Stored data entries:
================================

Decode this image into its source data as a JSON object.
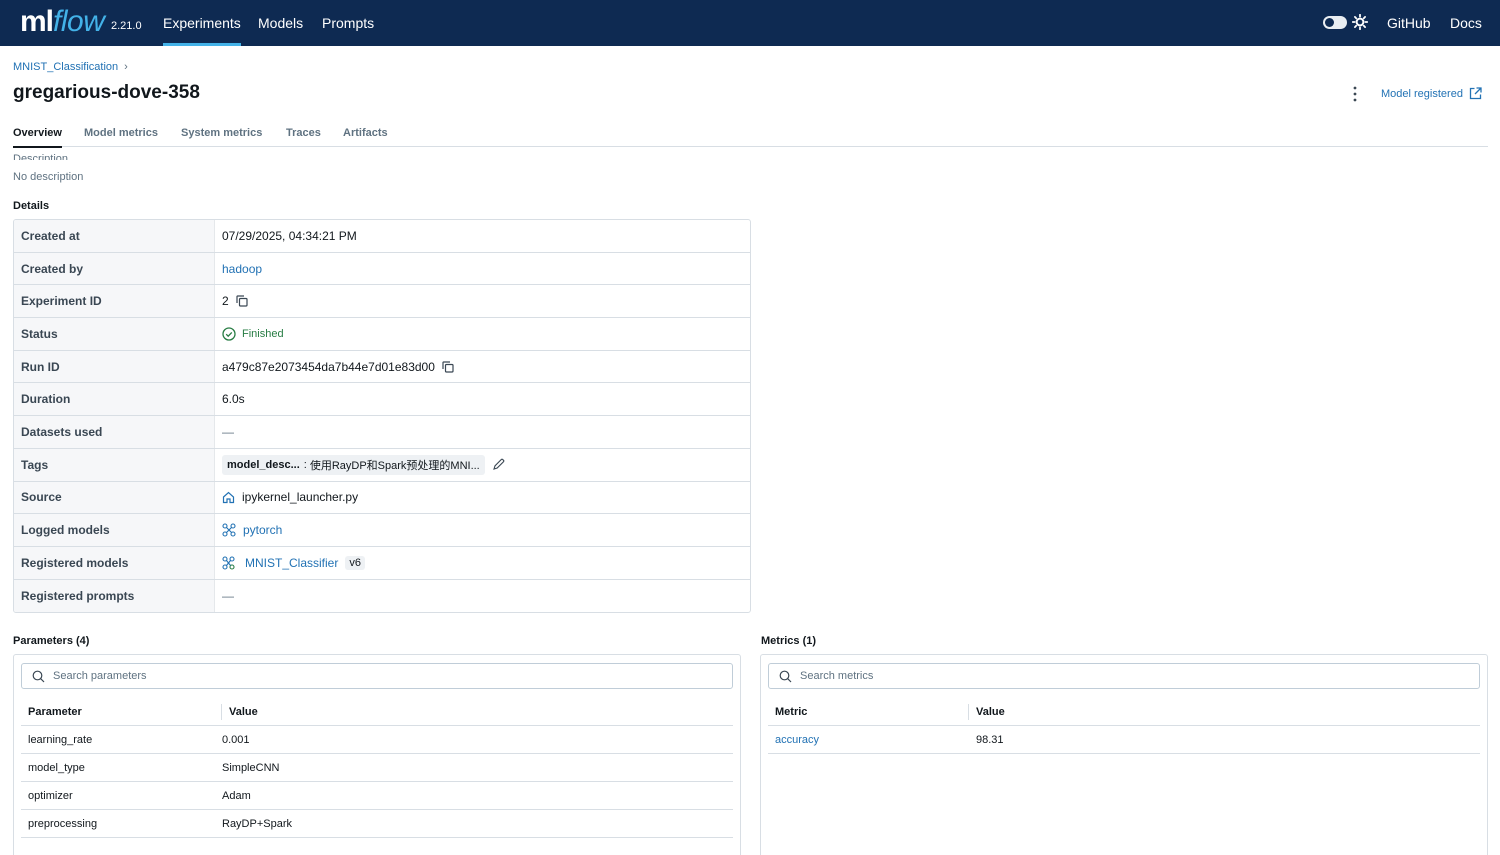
{
  "nav": {
    "logo_ml": "ml",
    "logo_flow": "flow",
    "version": "2.21.0",
    "links": [
      "Experiments",
      "Models",
      "Prompts"
    ],
    "active_link": "Experiments",
    "right_links": [
      "GitHub",
      "Docs"
    ]
  },
  "header": {
    "breadcrumb": "MNIST_Classification",
    "breadcrumb_sep": "›",
    "title": "gregarious-dove-358",
    "model_registered": "Model registered"
  },
  "tabs": [
    "Overview",
    "Model metrics",
    "System metrics",
    "Traces",
    "Artifacts"
  ],
  "active_tab": "Overview",
  "description": {
    "cut_label": "Description",
    "text": "No description"
  },
  "details": {
    "label": "Details",
    "created_at": {
      "key": "Created at",
      "value": "07/29/2025, 04:34:21 PM"
    },
    "created_by": {
      "key": "Created by",
      "value": "hadoop"
    },
    "experiment_id": {
      "key": "Experiment ID",
      "value": "2"
    },
    "status": {
      "key": "Status",
      "value": "Finished"
    },
    "run_id": {
      "key": "Run ID",
      "value": "a479c87e2073454da7b44e7d01e83d00"
    },
    "duration": {
      "key": "Duration",
      "value": "6.0s"
    },
    "datasets_used": {
      "key": "Datasets used",
      "value": "—"
    },
    "tags": {
      "key": "Tags",
      "tag_key": "model_desc...",
      "tag_value": "使用RayDP和Spark预处理的MNI..."
    },
    "source": {
      "key": "Source",
      "value": "ipykernel_launcher.py"
    },
    "logged_models": {
      "key": "Logged models",
      "value": "pytorch"
    },
    "registered_models": {
      "key": "Registered models",
      "value": "MNIST_Classifier",
      "version": "v6"
    },
    "registered_prompts": {
      "key": "Registered prompts",
      "value": "—"
    }
  },
  "parameters": {
    "label": "Parameters (4)",
    "search_placeholder": "Search parameters",
    "col_param": "Parameter",
    "col_value": "Value",
    "rows": [
      {
        "name": "learning_rate",
        "value": "0.001"
      },
      {
        "name": "model_type",
        "value": "SimpleCNN"
      },
      {
        "name": "optimizer",
        "value": "Adam"
      },
      {
        "name": "preprocessing",
        "value": "RayDP+Spark"
      }
    ]
  },
  "metrics": {
    "label": "Metrics (1)",
    "search_placeholder": "Search metrics",
    "col_metric": "Metric",
    "col_value": "Value",
    "rows": [
      {
        "name": "accuracy",
        "value": "98.31"
      }
    ]
  },
  "colors": {
    "nav_bg": "#0e2a52",
    "accent": "#43b2e8",
    "link": "#2272b4",
    "success": "#277c43"
  }
}
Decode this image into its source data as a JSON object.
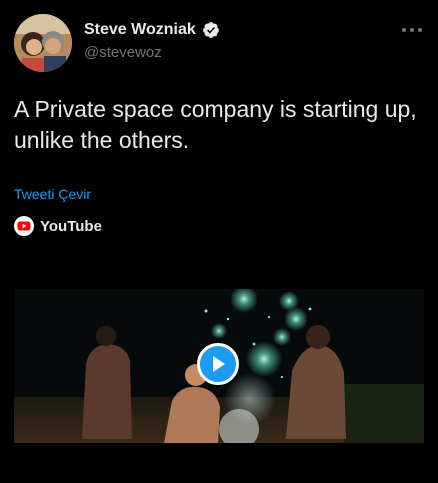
{
  "author": {
    "display_name": "Steve Wozniak",
    "handle": "@stevewoz",
    "verified": true,
    "avatar_icon": "profile-photo"
  },
  "tweet": {
    "text": "A Private space company is starting up, unlike the others.",
    "translate_label": "Tweeti Çevir"
  },
  "source": {
    "icon": "youtube-icon",
    "name": "YouTube"
  },
  "media": {
    "type": "video",
    "play_icon": "play-icon"
  },
  "colors": {
    "background": "#000000",
    "text": "#e7e9ea",
    "secondary": "#71767b",
    "accent": "#1d9bf0",
    "youtube_red": "#ff0000"
  }
}
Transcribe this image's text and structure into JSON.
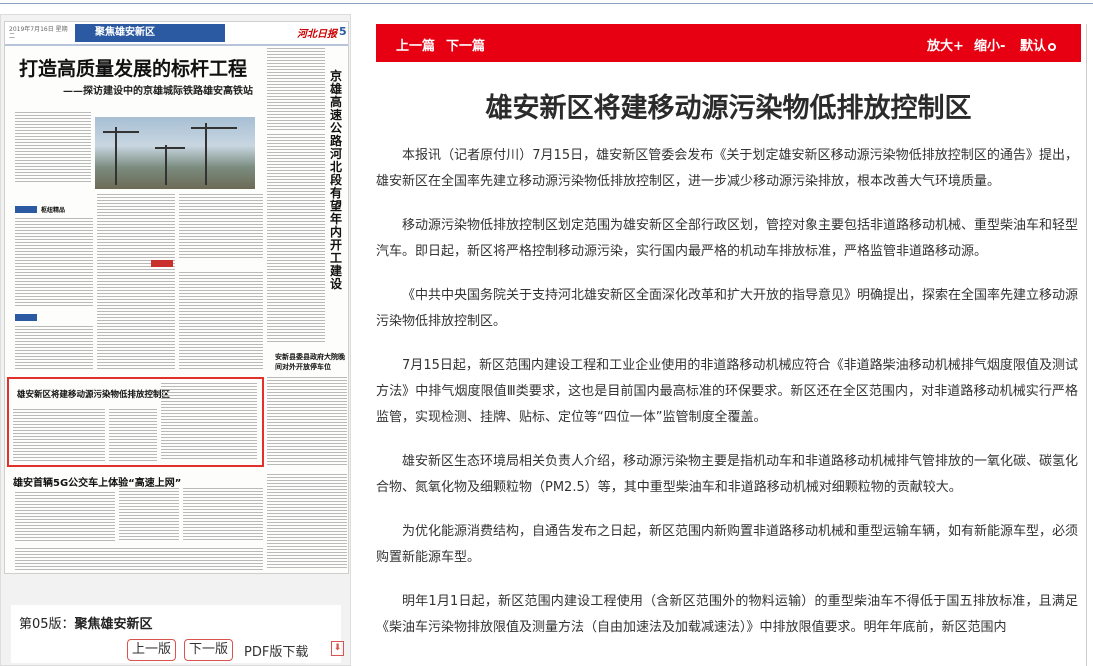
{
  "newspaper_thumbnail": {
    "date_line": "2019年7月16日 星期二",
    "section_name": "聚焦雄安新区",
    "brand": "河北日报",
    "page_number": "5",
    "main_headline": "打造高质量发展的标杆工程",
    "main_subheadline": "——探访建设中的京雄城际铁路雄安高铁站",
    "vertical_headline": "京雄高速公路河北段有望年内开工建设",
    "side_headline": "安新县委县政府大院晚间对外开放停车位",
    "highlighted_headline": "雄安新区将建移动源污染物低排放控制区",
    "bottom_headline": "雄安首辆5G公交车上体验“高速上网”"
  },
  "pager": {
    "page_label": "第05版：",
    "section_name": "聚焦雄安新区",
    "prev_label": "上一版",
    "next_label": "下一版",
    "pdf_label": "PDF版下载",
    "pdf_icon": "pdf-icon"
  },
  "toolbar": {
    "prev_article": "上一篇",
    "next_article": "下一篇",
    "zoom_in": "放大+",
    "zoom_out": "缩小-",
    "default_size": "默认",
    "accent_color": "#e60012"
  },
  "article": {
    "title": "雄安新区将建移动源污染物低排放控制区",
    "paragraphs": [
      "本报讯（记者原付川）7月15日，雄安新区管委会发布《关于划定雄安新区移动源污染物低排放控制区的通告》提出，雄安新区在全国率先建立移动源污染物低排放控制区，进一步减少移动源污染排放，根本改善大气环境质量。",
      "移动源污染物低排放控制区划定范围为雄安新区全部行政区划，管控对象主要包括非道路移动机械、重型柴油车和轻型汽车。即日起，新区将严格控制移动源污染，实行国内最严格的机动车排放标准，严格监管非道路移动源。",
      "《中共中央国务院关于支持河北雄安新区全面深化改革和扩大开放的指导意见》明确提出，探索在全国率先建立移动源污染物低排放控制区。",
      "7月15日起，新区范围内建设工程和工业企业使用的非道路移动机械应符合《非道路柴油移动机械排气烟度限值及测试方法》中排气烟度限值Ⅲ类要求，这也是目前国内最高标准的环保要求。新区还在全区范围内，对非道路移动机械实行严格监管，实现检测、挂牌、贴标、定位等“四位一体”监管制度全覆盖。",
      "雄安新区生态环境局相关负责人介绍，移动源污染物主要是指机动车和非道路移动机械排气管排放的一氧化碳、碳氢化合物、氮氧化物及细颗粒物（PM2.5）等，其中重型柴油车和非道路移动机械对细颗粒物的贡献较大。",
      "为优化能源消费结构，自通告发布之日起，新区范围内新购置非道路移动机械和重型运输车辆，如有新能源车型，必须购置新能源车型。",
      "明年1月1日起，新区范围内建设工程使用（含新区范围外的物料运输）的重型柴油车不得低于国五排放标准，且满足《柴油车污染物排放限值及测量方法（自由加速法及加载减速法）》中排放限值要求。明年年底前，新区范围内"
    ]
  }
}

================================

Work instructions: Reproduce every entry word for word, but omit the pictures.

Complete response:
Decode this image into its source data as a JSON object.
{
  "nav": {
    "logo_ml": "ml",
    "logo_flow": "flow",
    "version": "2.21.0",
    "links": [
      "Experiments",
      "Models",
      "Prompts"
    ],
    "active_link": "Experiments",
    "right_links": [
      "GitHub",
      "Docs"
    ]
  },
  "header": {
    "breadcrumb": "MNIST_Classification",
    "breadcrumb_sep": "›",
    "title": "gregarious-dove-358",
    "model_registered": "Model registered"
  },
  "tabs": [
    "Overview",
    "Model metrics",
    "System metrics",
    "Traces",
    "Artifacts"
  ],
  "active_tab": "Overview",
  "description": {
    "cut_label": "Description",
    "text": "No description"
  },
  "details": {
    "label": "Details",
    "created_at": {
      "key": "Created at",
      "value": "07/29/2025, 04:34:21 PM"
    },
    "created_by": {
      "key": "Created by",
      "value": "hadoop"
    },
    "experiment_id": {
      "key": "Experiment ID",
      "value": "2"
    },
    "status": {
      "key": "Status",
      "value": "Finished"
    },
    "run_id": {
      "key": "Run ID",
      "value": "a479c87e2073454da7b44e7d01e83d00"
    },
    "duration": {
      "key": "Duration",
      "value": "6.0s"
    },
    "datasets_used": {
      "key": "Datasets used",
      "value": "—"
    },
    "tags": {
      "key": "Tags",
      "tag_key": "model_desc...",
      "tag_value": "使用RayDP和Spark预处理的MNI..."
    },
    "source": {
      "key": "Source",
      "value": "ipykernel_launcher.py"
    },
    "logged_models": {
      "key": "Logged models",
      "value": "pytorch"
    },
    "registered_models": {
      "key": "Registered models",
      "value": "MNIST_Classifier",
      "version": "v6"
    },
    "registered_prompts": {
      "key": "Registered prompts",
      "value": "—"
    }
  },
  "parameters": {
    "label": "Parameters (4)",
    "search_placeholder": "Search parameters",
    "col_param": "Parameter",
    "col_value": "Value",
    "rows": [
      {
        "name": "learning_rate",
        "value": "0.001"
      },
      {
        "name": "model_type",
        "value": "SimpleCNN"
      },
      {
        "name": "optimizer",
        "value": "Adam"
      },
      {
        "name": "preprocessing",
        "value": "RayDP+Spark"
      }
    ]
  },
  "metrics": {
    "label": "Metrics (1)",
    "search_placeholder": "Search metrics",
    "col_metric": "Metric",
    "col_value": "Value",
    "rows": [
      {
        "name": "accuracy",
        "value": "98.31"
      }
    ]
  },
  "colors": {
    "nav_bg": "#0e2a52",
    "accent": "#43b2e8",
    "link": "#2272b4",
    "success": "#277c43"
  }
}
Decode this image into its source data as a JSON object.
{
  "author": {
    "display_name": "Steve Wozniak",
    "handle": "@stevewoz",
    "verified": true,
    "avatar_icon": "profile-photo"
  },
  "tweet": {
    "text": "A Private space company is starting up, unlike the others.",
    "translate_label": "Tweeti Çevir"
  },
  "source": {
    "icon": "youtube-icon",
    "name": "YouTube"
  },
  "media": {
    "type": "video",
    "play_icon": "play-icon"
  },
  "colors": {
    "background": "#000000",
    "text": "#e7e9ea",
    "secondary": "#71767b",
    "accent": "#1d9bf0",
    "youtube_red": "#ff0000"
  }
}
Transcribe this image's text and structure into JSON.
{
  "newspaper_thumbnail": {
    "date_line": "2019年7月16日 星期二",
    "section_name": "聚焦雄安新区",
    "brand": "河北日报",
    "page_number": "5",
    "main_headline": "打造高质量发展的标杆工程",
    "main_subheadline": "——探访建设中的京雄城际铁路雄安高铁站",
    "vertical_headline": "京雄高速公路河北段有望年内开工建设",
    "side_headline": "安新县委县政府大院晚间对外开放停车位",
    "highlighted_headline": "雄安新区将建移动源污染物低排放控制区",
    "bottom_headline": "雄安首辆5G公交车上体验“高速上网”"
  },
  "pager": {
    "page_label": "第05版：",
    "section_name": "聚焦雄安新区",
    "prev_label": "上一版",
    "next_label": "下一版",
    "pdf_label": "PDF版下载",
    "pdf_icon": "pdf-icon"
  },
  "toolbar": {
    "prev_article": "上一篇",
    "next_article": "下一篇",
    "zoom_in": "放大+",
    "zoom_out": "缩小-",
    "default_size": "默认",
    "accent_color": "#e60012"
  },
  "article": {
    "title": "雄安新区将建移动源污染物低排放控制区",
    "paragraphs": [
      "本报讯（记者原付川）7月15日，雄安新区管委会发布《关于划定雄安新区移动源污染物低排放控制区的通告》提出，雄安新区在全国率先建立移动源污染物低排放控制区，进一步减少移动源污染排放，根本改善大气环境质量。",
      "移动源污染物低排放控制区划定范围为雄安新区全部行政区划，管控对象主要包括非道路移动机械、重型柴油车和轻型汽车。即日起，新区将严格控制移动源污染，实行国内最严格的机动车排放标准，严格监管非道路移动源。",
      "《中共中央国务院关于支持河北雄安新区全面深化改革和扩大开放的指导意见》明确提出，探索在全国率先建立移动源污染物低排放控制区。",
      "7月15日起，新区范围内建设工程和工业企业使用的非道路移动机械应符合《非道路柴油移动机械排气烟度限值及测试方法》中排气烟度限值Ⅲ类要求，这也是目前国内最高标准的环保要求。新区还在全区范围内，对非道路移动机械实行严格监管，实现检测、挂牌、贴标、定位等“四位一体”监管制度全覆盖。",
      "雄安新区生态环境局相关负责人介绍，移动源污染物主要是指机动车和非道路移动机械排气管排放的一氧化碳、碳氢化合物、氮氧化物及细颗粒物（PM2.5）等，其中重型柴油车和非道路移动机械对细颗粒物的贡献较大。",
      "为优化能源消费结构，自通告发布之日起，新区范围内新购置非道路移动机械和重型运输车辆，如有新能源车型，必须购置新能源车型。",
      "明年1月1日起，新区范围内建设工程使用（含新区范围外的物料运输）的重型柴油车不得低于国五排放标准，且满足《柴油车污染物排放限值及测量方法（自由加速法及加载减速法）》中排放限值要求。明年年底前，新区范围内"
    ]
  }
}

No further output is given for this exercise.